→ WORK INSTRUCTIONS
Within the records that follow, find every line containing the string "this". Copy those lines.

→ SUPPLIED RECORDS
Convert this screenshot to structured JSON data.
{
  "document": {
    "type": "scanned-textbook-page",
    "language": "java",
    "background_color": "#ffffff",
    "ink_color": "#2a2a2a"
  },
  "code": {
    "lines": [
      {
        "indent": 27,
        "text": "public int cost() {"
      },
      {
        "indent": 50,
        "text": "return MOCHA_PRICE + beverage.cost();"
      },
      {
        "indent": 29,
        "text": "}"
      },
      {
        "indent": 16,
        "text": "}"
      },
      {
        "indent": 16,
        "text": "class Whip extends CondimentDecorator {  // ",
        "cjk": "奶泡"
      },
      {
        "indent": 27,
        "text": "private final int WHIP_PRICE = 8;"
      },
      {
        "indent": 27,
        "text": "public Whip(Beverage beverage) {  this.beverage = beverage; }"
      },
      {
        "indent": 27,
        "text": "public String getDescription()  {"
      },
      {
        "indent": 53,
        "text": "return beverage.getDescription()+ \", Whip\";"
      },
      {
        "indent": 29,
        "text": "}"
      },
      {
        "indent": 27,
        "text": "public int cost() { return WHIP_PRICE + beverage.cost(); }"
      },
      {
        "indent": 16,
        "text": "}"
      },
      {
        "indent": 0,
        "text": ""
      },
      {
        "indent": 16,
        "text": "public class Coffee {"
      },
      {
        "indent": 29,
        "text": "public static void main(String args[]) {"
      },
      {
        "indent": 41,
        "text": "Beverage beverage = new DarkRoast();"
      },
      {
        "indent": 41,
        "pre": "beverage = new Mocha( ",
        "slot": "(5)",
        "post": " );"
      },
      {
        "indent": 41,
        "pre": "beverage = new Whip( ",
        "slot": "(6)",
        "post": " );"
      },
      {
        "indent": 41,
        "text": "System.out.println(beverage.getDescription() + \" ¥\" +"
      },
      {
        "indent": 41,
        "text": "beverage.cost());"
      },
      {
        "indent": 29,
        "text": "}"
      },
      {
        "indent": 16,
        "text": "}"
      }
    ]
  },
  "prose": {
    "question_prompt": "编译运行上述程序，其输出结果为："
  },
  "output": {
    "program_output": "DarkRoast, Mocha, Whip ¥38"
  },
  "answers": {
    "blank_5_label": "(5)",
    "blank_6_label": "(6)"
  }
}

→ RESULT OF THE TASK
Convert this screenshot to structured JSON data.
        "text": "public Whip(Beverage beverage) {  this.beverage = beverage; }"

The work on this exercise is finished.